Stored entries
_ _ _ _

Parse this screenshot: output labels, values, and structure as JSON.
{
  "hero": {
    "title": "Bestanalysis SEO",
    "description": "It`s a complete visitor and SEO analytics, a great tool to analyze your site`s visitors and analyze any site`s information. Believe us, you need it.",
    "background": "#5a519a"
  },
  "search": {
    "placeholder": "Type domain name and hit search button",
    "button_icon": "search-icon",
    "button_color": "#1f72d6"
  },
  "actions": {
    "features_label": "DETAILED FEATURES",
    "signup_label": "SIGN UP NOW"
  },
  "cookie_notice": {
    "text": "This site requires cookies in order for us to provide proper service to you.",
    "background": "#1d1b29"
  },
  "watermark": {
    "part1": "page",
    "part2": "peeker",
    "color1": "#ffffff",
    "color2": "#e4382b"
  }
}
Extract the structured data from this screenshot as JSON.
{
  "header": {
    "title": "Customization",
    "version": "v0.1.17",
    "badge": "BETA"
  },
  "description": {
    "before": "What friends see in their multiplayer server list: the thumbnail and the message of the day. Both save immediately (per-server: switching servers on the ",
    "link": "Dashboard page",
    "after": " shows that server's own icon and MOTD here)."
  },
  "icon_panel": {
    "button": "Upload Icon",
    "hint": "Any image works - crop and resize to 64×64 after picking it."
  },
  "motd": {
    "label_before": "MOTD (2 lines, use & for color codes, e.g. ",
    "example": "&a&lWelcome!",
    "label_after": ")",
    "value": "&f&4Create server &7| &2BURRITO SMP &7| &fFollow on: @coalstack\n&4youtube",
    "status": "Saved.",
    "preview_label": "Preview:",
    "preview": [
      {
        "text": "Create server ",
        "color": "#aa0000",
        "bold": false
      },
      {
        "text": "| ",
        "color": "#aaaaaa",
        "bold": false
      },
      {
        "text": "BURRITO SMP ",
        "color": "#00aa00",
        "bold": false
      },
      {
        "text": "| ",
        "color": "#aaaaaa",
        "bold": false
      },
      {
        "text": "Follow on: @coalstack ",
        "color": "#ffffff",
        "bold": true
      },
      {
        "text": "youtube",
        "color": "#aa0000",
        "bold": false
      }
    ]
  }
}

_ _ _ _

§ THE REQUEST
Your task is to quote the listing above word for word.

§ WORKED ANSWER
Parse this screenshot: output labels, values, and structure as JSON.
{
  "hero": {
    "title": "Bestanalysis SEO",
    "description": "It`s a complete visitor and SEO analytics, a great tool to analyze your site`s visitors and analyze any site`s information. Believe us, you need it.",
    "background": "#5a519a"
  },
  "search": {
    "placeholder": "Type domain name and hit search button",
    "button_icon": "search-icon",
    "button_color": "#1f72d6"
  },
  "actions": {
    "features_label": "DETAILED FEATURES",
    "signup_label": "SIGN UP NOW"
  },
  "cookie_notice": {
    "text": "This site requires cookies in order for us to provide proper service to you.",
    "background": "#1d1b29"
  },
  "watermark": {
    "part1": "page",
    "part2": "peeker",
    "color1": "#ffffff",
    "color2": "#e4382b"
  }
}
Extract the structured data from this screenshot as JSON.
{
  "header": {
    "title": "Customization",
    "version": "v0.1.17",
    "badge": "BETA"
  },
  "description": {
    "before": "What friends see in their multiplayer server list: the thumbnail and the message of the day. Both save immediately (per-server: switching servers on the ",
    "link": "Dashboard page",
    "after": " shows that server's own icon and MOTD here)."
  },
  "icon_panel": {
    "button": "Upload Icon",
    "hint": "Any image works - crop and resize to 64×64 after picking it."
  },
  "motd": {
    "label_before": "MOTD (2 lines, use & for color codes, e.g. ",
    "example": "&a&lWelcome!",
    "label_after": ")",
    "value": "&f&4Create server &7| &2BURRITO SMP &7| &fFollow on: @coalstack\n&4youtube",
    "status": "Saved.",
    "preview_label": "Preview:",
    "preview": [
      {
        "text": "Create server ",
        "color": "#aa0000",
        "bold": false
      },
      {
        "text": "| ",
        "color": "#aaaaaa",
        "bold": false
      },
      {
        "text": "BURRITO SMP ",
        "color": "#00aa00",
        "bold": false
      },
      {
        "text": "| ",
        "color": "#aaaaaa",
        "bold": false
      },
      {
        "text": "Follow on: @coalstack ",
        "color": "#ffffff",
        "bold": true
      },
      {
        "text": "youtube",
        "color": "#aa0000",
        "bold": false
      }
    ]
  }
}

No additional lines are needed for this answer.